### AIM:
Lines containing the string "JSON" are to be counted; report the total by itself.

### Stored items:
* * *

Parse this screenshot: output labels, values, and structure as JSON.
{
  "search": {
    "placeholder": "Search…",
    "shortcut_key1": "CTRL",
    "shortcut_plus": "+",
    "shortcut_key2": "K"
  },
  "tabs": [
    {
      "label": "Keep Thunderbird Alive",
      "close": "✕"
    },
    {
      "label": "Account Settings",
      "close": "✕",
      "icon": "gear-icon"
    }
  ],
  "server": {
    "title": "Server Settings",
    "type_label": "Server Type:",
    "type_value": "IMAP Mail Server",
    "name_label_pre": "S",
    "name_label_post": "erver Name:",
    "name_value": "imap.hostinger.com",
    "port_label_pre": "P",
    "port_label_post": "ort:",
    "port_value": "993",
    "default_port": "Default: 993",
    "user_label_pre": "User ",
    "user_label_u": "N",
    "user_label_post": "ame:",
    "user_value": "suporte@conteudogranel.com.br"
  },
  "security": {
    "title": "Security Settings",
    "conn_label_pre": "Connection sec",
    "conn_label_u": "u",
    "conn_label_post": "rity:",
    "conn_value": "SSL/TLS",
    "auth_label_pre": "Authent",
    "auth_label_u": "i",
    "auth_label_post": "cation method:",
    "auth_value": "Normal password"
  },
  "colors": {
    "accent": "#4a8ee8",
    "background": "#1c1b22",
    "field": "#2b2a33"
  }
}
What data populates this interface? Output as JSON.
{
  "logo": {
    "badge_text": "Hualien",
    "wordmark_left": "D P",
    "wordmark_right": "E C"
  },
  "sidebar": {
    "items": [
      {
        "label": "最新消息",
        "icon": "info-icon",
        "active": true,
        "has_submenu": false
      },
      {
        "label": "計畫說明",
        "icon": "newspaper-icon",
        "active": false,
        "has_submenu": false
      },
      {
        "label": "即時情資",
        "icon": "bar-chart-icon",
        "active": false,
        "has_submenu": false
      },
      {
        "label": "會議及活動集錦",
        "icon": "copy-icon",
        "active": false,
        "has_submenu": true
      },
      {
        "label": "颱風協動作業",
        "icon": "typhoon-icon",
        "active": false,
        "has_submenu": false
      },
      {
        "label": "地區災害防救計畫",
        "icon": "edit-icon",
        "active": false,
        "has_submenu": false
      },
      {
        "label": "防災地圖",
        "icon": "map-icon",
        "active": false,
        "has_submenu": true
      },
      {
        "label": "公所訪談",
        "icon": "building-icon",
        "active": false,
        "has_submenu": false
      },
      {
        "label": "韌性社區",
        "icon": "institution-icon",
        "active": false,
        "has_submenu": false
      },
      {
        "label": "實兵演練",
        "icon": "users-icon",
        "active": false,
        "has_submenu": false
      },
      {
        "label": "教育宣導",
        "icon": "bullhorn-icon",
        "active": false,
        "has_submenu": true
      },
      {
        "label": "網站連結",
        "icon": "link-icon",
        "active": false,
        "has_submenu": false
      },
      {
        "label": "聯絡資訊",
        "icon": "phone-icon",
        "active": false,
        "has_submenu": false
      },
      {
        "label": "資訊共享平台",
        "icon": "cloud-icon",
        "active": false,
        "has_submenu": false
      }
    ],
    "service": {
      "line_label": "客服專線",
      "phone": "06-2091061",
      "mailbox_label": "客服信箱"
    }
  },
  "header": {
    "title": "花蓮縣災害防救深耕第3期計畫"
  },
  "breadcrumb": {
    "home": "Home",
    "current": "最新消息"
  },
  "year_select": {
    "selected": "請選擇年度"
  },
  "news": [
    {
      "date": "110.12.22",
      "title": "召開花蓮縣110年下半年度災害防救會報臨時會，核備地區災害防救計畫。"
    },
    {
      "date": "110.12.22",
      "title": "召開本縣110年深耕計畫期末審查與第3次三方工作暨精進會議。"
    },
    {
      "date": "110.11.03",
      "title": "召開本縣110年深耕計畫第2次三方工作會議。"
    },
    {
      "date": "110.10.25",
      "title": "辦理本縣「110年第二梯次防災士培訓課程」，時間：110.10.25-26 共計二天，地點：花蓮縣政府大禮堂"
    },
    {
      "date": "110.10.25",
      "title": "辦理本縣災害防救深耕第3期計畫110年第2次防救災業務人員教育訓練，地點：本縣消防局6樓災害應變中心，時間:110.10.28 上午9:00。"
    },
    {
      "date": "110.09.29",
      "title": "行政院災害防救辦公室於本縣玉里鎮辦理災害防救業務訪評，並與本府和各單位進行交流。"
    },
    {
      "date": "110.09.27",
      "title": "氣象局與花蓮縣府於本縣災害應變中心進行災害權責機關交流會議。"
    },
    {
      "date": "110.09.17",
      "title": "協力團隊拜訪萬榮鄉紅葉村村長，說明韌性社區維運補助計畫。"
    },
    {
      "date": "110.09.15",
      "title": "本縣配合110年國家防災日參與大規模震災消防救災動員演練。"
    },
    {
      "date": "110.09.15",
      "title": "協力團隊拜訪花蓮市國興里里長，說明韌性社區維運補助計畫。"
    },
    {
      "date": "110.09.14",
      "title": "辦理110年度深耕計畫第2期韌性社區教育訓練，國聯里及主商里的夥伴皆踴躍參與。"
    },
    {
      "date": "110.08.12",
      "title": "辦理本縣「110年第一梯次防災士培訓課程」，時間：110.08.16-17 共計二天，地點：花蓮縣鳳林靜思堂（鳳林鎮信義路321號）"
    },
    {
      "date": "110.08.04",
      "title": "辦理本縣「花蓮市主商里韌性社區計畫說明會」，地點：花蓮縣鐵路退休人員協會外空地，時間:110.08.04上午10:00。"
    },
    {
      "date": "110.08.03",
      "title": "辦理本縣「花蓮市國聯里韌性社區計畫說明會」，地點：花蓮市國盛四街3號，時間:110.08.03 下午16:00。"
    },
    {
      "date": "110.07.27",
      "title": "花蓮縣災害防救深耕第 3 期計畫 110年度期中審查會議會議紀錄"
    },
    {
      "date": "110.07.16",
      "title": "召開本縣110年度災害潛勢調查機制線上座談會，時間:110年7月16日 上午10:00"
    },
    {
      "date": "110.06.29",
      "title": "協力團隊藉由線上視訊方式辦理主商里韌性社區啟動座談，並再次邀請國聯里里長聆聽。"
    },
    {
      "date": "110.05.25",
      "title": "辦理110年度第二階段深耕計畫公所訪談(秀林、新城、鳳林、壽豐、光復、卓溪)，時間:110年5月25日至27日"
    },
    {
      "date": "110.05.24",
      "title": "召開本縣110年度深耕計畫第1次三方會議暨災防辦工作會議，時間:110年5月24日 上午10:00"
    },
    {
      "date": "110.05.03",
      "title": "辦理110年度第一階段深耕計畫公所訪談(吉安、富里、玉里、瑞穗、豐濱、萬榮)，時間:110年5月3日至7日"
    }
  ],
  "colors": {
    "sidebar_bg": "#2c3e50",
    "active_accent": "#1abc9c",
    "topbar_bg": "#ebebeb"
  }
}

* * *

### EXERCISE ANSWER:
2